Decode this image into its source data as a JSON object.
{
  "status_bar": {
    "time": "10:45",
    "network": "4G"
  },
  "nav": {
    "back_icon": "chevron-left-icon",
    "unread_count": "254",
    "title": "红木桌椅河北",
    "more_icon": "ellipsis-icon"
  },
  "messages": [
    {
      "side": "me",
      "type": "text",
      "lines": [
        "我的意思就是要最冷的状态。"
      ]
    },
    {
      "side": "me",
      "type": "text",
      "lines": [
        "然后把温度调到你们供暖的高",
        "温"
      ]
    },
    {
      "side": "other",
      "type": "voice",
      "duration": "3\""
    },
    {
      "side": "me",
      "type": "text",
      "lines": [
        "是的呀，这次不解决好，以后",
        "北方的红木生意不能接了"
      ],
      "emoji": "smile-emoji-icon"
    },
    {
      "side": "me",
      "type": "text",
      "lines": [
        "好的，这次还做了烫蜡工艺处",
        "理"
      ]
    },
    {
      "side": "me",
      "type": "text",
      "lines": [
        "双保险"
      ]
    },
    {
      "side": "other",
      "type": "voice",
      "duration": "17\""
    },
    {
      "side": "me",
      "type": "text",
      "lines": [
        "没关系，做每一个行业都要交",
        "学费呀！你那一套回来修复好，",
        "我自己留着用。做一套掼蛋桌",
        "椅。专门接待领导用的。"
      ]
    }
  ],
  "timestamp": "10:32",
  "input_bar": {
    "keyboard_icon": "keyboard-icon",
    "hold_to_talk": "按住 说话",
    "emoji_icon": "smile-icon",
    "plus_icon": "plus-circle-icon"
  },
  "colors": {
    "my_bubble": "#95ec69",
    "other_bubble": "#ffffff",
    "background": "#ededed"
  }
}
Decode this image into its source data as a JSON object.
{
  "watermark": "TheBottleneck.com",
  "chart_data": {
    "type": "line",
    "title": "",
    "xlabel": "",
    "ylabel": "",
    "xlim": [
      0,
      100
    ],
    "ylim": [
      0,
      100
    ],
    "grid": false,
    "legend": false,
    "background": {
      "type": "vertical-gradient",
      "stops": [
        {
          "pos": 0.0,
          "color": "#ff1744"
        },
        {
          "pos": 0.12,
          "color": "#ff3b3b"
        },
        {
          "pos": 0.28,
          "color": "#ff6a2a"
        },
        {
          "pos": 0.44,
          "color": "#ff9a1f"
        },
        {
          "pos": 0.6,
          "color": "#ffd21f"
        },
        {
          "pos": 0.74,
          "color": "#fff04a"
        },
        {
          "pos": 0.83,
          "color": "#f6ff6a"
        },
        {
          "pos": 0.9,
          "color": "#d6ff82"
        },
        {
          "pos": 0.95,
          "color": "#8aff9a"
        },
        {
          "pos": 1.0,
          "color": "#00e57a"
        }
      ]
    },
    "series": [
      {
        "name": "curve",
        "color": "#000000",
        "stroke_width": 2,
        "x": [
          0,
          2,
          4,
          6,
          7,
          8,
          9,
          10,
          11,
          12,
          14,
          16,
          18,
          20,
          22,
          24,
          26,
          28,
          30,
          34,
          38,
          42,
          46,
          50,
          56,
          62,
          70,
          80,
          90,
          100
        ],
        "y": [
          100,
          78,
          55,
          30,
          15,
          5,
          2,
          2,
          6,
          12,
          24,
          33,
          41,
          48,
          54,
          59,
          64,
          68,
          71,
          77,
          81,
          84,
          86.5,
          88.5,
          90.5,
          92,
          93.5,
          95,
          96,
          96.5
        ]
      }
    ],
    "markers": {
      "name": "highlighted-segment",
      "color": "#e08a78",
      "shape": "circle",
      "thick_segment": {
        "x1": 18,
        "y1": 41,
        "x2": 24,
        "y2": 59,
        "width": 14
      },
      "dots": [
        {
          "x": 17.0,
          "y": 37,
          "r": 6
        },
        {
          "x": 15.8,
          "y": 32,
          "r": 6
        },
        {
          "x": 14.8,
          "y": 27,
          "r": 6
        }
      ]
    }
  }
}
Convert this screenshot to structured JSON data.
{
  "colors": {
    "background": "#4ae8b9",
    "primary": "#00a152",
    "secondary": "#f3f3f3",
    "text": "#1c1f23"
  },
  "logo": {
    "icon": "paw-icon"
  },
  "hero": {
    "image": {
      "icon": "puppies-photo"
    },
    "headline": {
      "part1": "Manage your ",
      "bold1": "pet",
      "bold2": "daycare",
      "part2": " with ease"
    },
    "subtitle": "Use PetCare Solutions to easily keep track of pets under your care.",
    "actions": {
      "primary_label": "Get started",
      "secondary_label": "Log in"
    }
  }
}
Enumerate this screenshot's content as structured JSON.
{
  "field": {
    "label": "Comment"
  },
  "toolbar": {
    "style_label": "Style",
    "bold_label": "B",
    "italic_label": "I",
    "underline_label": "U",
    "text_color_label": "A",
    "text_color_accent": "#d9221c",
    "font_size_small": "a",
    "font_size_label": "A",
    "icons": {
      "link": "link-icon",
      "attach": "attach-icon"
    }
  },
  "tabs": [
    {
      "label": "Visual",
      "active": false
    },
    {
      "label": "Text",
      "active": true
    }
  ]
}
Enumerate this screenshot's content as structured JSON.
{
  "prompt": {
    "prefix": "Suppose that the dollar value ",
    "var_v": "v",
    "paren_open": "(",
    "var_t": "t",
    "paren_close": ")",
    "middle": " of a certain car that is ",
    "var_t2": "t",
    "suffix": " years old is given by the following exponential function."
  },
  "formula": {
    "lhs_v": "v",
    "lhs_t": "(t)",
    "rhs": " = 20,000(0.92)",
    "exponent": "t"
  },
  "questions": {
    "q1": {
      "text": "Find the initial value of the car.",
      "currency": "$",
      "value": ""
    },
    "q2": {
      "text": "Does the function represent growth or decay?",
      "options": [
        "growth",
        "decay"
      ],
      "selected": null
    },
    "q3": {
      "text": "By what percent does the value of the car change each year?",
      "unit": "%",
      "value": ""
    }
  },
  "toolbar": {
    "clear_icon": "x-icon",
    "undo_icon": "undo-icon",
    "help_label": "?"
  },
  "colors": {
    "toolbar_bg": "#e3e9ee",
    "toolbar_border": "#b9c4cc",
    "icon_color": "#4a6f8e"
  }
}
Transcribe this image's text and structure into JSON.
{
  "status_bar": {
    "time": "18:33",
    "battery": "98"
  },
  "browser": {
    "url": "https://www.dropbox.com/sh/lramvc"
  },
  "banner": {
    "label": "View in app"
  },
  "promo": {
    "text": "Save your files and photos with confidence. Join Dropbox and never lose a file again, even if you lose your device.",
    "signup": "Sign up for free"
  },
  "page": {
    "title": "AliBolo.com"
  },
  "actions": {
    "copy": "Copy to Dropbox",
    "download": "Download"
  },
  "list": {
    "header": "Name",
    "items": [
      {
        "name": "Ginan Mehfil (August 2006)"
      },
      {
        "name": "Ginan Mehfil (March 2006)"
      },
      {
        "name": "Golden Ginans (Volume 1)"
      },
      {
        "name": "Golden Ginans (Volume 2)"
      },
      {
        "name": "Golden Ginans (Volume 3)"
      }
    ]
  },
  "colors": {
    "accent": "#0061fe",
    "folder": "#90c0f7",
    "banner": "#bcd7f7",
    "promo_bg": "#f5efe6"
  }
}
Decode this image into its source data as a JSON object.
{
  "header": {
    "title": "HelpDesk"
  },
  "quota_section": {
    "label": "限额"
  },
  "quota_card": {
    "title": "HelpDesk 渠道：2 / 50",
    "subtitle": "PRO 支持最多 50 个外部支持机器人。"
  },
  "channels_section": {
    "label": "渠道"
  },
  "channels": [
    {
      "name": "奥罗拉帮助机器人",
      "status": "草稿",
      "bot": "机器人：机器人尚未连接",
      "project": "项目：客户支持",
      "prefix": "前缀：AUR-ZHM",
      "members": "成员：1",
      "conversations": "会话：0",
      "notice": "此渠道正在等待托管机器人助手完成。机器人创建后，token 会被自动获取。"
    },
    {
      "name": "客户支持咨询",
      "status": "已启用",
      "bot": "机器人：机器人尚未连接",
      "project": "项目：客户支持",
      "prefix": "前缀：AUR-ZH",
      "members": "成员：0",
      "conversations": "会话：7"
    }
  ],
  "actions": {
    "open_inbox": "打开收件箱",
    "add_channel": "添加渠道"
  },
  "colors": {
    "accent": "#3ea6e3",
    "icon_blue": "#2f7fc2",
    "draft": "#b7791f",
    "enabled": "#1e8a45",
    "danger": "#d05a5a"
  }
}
______
The problem — Reproduce every line of the listing above in which the string "Volume" appears.

Response to the exercise —
        "name": "Golden Ginans (Volume 1)"
        "name": "Golden Ginans (Volume 2)"
        "name": "Golden Ginans (Volume 3)"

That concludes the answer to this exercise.